● **Given exercise**: From the entries below, copy every line that holds the word "Aller".

--- Extracted material ---

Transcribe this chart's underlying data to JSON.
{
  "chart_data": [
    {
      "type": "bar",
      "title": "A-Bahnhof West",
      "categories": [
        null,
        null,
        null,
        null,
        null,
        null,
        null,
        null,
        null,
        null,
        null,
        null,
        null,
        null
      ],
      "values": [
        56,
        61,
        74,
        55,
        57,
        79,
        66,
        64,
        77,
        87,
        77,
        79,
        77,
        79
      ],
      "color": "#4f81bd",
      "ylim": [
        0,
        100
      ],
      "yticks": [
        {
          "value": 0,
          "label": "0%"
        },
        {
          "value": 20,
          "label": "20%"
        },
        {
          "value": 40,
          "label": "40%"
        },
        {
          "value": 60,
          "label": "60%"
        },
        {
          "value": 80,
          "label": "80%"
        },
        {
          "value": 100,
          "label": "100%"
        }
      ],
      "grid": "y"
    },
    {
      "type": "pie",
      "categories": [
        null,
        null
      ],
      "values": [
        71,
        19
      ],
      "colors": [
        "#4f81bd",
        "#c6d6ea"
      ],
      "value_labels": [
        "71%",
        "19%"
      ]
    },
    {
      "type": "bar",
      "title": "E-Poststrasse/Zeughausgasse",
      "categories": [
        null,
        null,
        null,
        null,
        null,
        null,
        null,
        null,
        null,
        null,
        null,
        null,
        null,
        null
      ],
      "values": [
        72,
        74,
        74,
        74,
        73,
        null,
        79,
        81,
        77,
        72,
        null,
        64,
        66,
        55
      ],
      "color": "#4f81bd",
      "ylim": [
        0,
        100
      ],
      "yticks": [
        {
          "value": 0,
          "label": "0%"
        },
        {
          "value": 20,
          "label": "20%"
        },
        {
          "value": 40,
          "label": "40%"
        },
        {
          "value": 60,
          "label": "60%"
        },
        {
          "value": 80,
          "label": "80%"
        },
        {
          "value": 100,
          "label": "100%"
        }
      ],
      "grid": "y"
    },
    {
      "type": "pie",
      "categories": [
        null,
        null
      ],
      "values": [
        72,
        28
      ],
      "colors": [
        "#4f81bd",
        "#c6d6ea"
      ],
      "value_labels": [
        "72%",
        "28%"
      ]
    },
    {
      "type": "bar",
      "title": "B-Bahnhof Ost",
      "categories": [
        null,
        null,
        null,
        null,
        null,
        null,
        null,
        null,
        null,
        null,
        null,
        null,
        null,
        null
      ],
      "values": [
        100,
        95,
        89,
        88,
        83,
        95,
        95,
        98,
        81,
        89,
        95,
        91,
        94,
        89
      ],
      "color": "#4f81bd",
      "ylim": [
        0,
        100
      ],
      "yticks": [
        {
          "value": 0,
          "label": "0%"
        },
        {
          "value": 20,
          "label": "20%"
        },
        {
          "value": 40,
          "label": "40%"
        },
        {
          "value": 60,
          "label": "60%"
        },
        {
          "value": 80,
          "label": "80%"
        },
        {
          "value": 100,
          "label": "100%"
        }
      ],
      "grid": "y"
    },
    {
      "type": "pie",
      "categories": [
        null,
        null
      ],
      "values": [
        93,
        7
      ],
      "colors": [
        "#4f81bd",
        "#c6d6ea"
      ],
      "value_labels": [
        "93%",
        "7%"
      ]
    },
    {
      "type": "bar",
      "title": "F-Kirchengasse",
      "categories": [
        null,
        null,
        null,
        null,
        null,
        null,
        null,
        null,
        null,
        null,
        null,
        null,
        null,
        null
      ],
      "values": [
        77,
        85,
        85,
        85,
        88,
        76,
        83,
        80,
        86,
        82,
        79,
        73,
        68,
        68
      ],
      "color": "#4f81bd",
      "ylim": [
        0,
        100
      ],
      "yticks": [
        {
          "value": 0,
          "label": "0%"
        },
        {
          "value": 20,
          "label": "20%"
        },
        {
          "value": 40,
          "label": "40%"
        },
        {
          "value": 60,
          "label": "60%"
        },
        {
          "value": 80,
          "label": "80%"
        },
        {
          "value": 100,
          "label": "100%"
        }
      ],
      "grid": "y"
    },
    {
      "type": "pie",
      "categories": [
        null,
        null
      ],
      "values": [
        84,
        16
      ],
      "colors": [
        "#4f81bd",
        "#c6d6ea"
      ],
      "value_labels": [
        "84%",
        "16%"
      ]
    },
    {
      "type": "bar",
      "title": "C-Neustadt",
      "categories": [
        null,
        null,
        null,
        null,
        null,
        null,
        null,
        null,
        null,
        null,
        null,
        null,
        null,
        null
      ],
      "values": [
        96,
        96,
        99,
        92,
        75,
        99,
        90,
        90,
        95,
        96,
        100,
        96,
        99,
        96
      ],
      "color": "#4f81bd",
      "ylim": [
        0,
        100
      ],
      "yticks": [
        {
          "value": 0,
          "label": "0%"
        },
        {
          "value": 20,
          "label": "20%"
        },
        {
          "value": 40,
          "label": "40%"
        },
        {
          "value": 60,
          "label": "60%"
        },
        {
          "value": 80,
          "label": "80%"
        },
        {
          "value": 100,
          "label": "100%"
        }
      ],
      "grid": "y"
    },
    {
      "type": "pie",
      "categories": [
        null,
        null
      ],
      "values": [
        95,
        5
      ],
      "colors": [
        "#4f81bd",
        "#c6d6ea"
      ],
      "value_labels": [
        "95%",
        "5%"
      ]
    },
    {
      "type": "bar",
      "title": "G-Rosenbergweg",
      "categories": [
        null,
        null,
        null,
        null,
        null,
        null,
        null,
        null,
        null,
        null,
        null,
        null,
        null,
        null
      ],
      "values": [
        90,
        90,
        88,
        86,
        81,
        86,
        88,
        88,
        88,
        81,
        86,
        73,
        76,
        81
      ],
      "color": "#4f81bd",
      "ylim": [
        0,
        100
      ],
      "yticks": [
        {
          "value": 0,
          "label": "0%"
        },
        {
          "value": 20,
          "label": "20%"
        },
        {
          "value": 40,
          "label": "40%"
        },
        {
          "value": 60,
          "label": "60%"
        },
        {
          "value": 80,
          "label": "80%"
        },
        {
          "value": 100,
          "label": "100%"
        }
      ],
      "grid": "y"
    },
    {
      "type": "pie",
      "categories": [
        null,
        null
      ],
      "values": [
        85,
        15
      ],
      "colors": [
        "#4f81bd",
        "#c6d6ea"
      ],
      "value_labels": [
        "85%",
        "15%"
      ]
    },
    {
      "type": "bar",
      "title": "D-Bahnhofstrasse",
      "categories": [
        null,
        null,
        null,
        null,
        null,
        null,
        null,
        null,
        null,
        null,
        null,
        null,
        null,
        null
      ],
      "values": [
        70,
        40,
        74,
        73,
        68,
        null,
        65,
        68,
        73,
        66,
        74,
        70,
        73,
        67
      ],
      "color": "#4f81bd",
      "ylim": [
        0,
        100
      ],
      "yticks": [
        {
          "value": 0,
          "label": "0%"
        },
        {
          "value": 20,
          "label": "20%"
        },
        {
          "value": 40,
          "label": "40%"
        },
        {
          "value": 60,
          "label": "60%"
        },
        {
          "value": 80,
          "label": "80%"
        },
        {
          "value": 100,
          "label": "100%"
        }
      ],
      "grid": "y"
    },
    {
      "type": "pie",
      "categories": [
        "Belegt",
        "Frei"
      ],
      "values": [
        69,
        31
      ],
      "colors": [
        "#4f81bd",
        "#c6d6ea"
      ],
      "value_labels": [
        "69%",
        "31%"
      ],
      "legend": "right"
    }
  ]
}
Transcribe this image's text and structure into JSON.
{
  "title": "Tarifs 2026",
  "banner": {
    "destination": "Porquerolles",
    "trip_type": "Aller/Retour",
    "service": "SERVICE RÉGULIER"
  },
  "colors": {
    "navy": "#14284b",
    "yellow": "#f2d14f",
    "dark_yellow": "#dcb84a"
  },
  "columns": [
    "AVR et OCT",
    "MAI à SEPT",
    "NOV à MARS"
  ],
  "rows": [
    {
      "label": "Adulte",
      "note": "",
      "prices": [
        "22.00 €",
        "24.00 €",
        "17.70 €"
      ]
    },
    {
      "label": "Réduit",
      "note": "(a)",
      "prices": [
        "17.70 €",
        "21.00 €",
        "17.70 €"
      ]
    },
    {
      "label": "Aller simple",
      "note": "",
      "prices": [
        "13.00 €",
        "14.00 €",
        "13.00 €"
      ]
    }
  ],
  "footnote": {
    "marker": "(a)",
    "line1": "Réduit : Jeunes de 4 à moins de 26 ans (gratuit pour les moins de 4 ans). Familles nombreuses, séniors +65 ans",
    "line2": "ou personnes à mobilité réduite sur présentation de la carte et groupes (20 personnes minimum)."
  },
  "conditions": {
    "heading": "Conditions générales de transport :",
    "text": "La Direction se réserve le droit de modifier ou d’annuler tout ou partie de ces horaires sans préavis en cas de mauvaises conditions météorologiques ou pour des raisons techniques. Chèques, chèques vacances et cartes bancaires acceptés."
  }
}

---

● **Answer to this task**:
    "trip_type": "Aller/Retour",
      "label": "Aller simple",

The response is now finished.